What is needed
Write out the material exactly, with the pictures left out.

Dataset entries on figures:
───

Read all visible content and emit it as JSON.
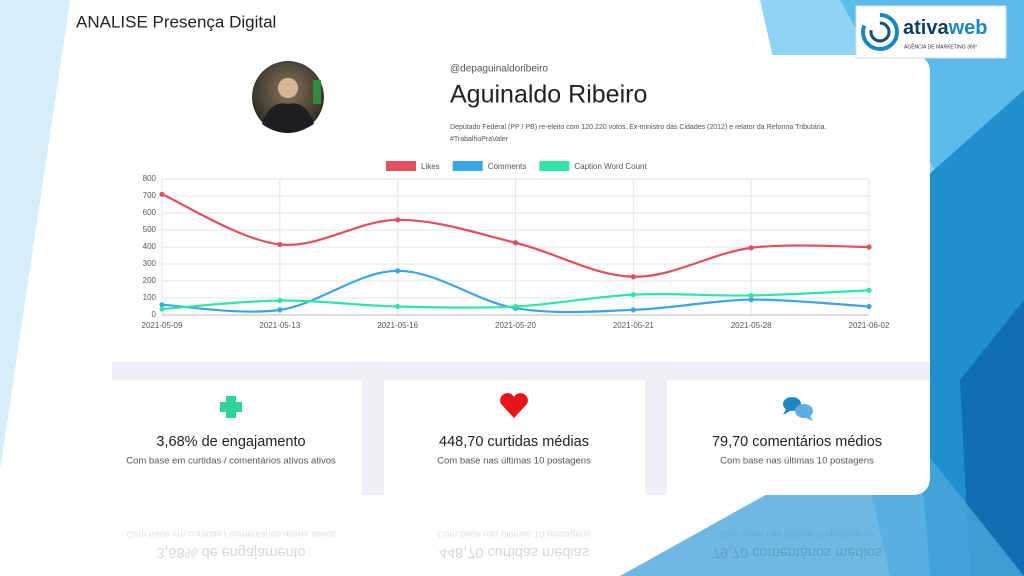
{
  "header": {
    "title": "ANALISE Presença Digital"
  },
  "logo": {
    "name_parts": [
      "ativa",
      "web"
    ],
    "tagline": "AGÊNCIA DE MARKETING 360°"
  },
  "profile": {
    "handle": "@depaguinaldoribeiro",
    "name": "Aguinaldo Ribeiro",
    "bio": [
      "Deputado Federal (PP / PB) re-eleito com 120.220 votos. Ex-ministro das Cidades (2012) e relator da Reforma Tributária.",
      "#TrabalhoPraValer"
    ]
  },
  "chart_data": {
    "type": "line",
    "categories": [
      "2021-05-09",
      "2021-05-13",
      "2021-05-16",
      "2021-05-20",
      "2021-05-21",
      "2021-05-28",
      "2021-06-02"
    ],
    "series": [
      {
        "name": "Likes",
        "color": "#e2505f",
        "values": [
          710,
          415,
          560,
          425,
          225,
          395,
          400
        ]
      },
      {
        "name": "Comments",
        "color": "#3aa6e8",
        "values": [
          60,
          30,
          260,
          40,
          30,
          90,
          50
        ]
      },
      {
        "name": "Caption Word Count",
        "color": "#2fe6a2",
        "values": [
          35,
          85,
          50,
          50,
          120,
          115,
          145
        ]
      }
    ],
    "ylim": [
      0,
      800
    ],
    "yticks": [
      0,
      100,
      200,
      300,
      400,
      500,
      600,
      700,
      800
    ],
    "grid": true,
    "smooth": true
  },
  "stats": [
    {
      "title": "3,68% de engajamento",
      "subtitle": "Com base em curtidas / comentários ativos ativos"
    },
    {
      "title": "448,70 curtidas médias",
      "subtitle": "Com base nas últimas 10 postagens"
    },
    {
      "title": "79,70 comentários médios",
      "subtitle": "Com base nas últimas 10 postagens"
    }
  ]
}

───

The solution
Read all visible content and emit it as JSON.
{
  "header": {
    "title": "ANALISE Presença Digital"
  },
  "logo": {
    "name_parts": [
      "ativa",
      "web"
    ],
    "tagline": "AGÊNCIA DE MARKETING 360°"
  },
  "profile": {
    "handle": "@depaguinaldoribeiro",
    "name": "Aguinaldo Ribeiro",
    "bio": [
      "Deputado Federal (PP / PB) re-eleito com 120.220 votos. Ex-ministro das Cidades (2012) e relator da Reforma Tributária.",
      "#TrabalhoPraValer"
    ]
  },
  "chart_data": {
    "type": "line",
    "categories": [
      "2021-05-09",
      "2021-05-13",
      "2021-05-16",
      "2021-05-20",
      "2021-05-21",
      "2021-05-28",
      "2021-06-02"
    ],
    "series": [
      {
        "name": "Likes",
        "color": "#e2505f",
        "values": [
          710,
          415,
          560,
          425,
          225,
          395,
          400
        ]
      },
      {
        "name": "Comments",
        "color": "#3aa6e8",
        "values": [
          60,
          30,
          260,
          40,
          30,
          90,
          50
        ]
      },
      {
        "name": "Caption Word Count",
        "color": "#2fe6a2",
        "values": [
          35,
          85,
          50,
          50,
          120,
          115,
          145
        ]
      }
    ],
    "ylim": [
      0,
      800
    ],
    "yticks": [
      0,
      100,
      200,
      300,
      400,
      500,
      600,
      700,
      800
    ],
    "grid": true,
    "smooth": true
  },
  "stats": [
    {
      "title": "3,68% de engajamento",
      "subtitle": "Com base em curtidas / comentários ativos ativos"
    },
    {
      "title": "448,70 curtidas médias",
      "subtitle": "Com base nas últimas 10 postagens"
    },
    {
      "title": "79,70 comentários médios",
      "subtitle": "Com base nas últimas 10 postagens"
    }
  ]
}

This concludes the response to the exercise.